* [Lines of data]
==================================================
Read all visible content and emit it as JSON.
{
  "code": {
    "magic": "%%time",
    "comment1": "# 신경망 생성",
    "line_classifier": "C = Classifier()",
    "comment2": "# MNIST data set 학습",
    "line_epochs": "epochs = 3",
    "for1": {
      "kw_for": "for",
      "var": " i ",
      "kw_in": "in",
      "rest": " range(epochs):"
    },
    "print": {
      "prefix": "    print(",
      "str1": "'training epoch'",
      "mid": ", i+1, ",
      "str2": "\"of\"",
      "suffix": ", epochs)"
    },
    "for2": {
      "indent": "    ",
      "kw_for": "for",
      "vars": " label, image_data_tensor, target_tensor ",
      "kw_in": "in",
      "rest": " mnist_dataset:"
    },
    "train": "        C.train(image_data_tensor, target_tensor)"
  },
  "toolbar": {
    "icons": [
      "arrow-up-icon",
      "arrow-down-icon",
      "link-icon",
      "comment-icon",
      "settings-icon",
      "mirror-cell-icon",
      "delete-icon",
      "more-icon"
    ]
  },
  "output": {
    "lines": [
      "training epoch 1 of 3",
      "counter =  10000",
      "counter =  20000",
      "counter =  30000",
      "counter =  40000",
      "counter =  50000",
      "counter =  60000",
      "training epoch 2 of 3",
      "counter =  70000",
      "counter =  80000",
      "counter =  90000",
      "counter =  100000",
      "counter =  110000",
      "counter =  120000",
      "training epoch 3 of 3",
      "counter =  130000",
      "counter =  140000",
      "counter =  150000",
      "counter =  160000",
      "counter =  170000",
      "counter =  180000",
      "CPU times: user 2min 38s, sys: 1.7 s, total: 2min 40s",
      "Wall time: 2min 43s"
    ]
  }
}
==================================================
* [TO DO]
Extract the full listing and reproduce each line exactly.

* [SOLVED EXERCISE]
Read all visible content and emit it as JSON.
{
  "code": {
    "magic": "%%time",
    "comment1": "# 신경망 생성",
    "line_classifier": "C = Classifier()",
    "comment2": "# MNIST data set 학습",
    "line_epochs": "epochs = 3",
    "for1": {
      "kw_for": "for",
      "var": " i ",
      "kw_in": "in",
      "rest": " range(epochs):"
    },
    "print": {
      "prefix": "    print(",
      "str1": "'training epoch'",
      "mid": ", i+1, ",
      "str2": "\"of\"",
      "suffix": ", epochs)"
    },
    "for2": {
      "indent": "    ",
      "kw_for": "for",
      "vars": " label, image_data_tensor, target_tensor ",
      "kw_in": "in",
      "rest": " mnist_dataset:"
    },
    "train": "        C.train(image_data_tensor, target_tensor)"
  },
  "toolbar": {
    "icons": [
      "arrow-up-icon",
      "arrow-down-icon",
      "link-icon",
      "comment-icon",
      "settings-icon",
      "mirror-cell-icon",
      "delete-icon",
      "more-icon"
    ]
  },
  "output": {
    "lines": [
      "training epoch 1 of 3",
      "counter =  10000",
      "counter =  20000",
      "counter =  30000",
      "counter =  40000",
      "counter =  50000",
      "counter =  60000",
      "training epoch 2 of 3",
      "counter =  70000",
      "counter =  80000",
      "counter =  90000",
      "counter =  100000",
      "counter =  110000",
      "counter =  120000",
      "training epoch 3 of 3",
      "counter =  130000",
      "counter =  140000",
      "counter =  150000",
      "counter =  160000",
      "counter =  170000",
      "counter =  180000",
      "CPU times: user 2min 38s, sys: 1.7 s, total: 2min 40s",
      "Wall time: 2min 43s"
    ]
  }
}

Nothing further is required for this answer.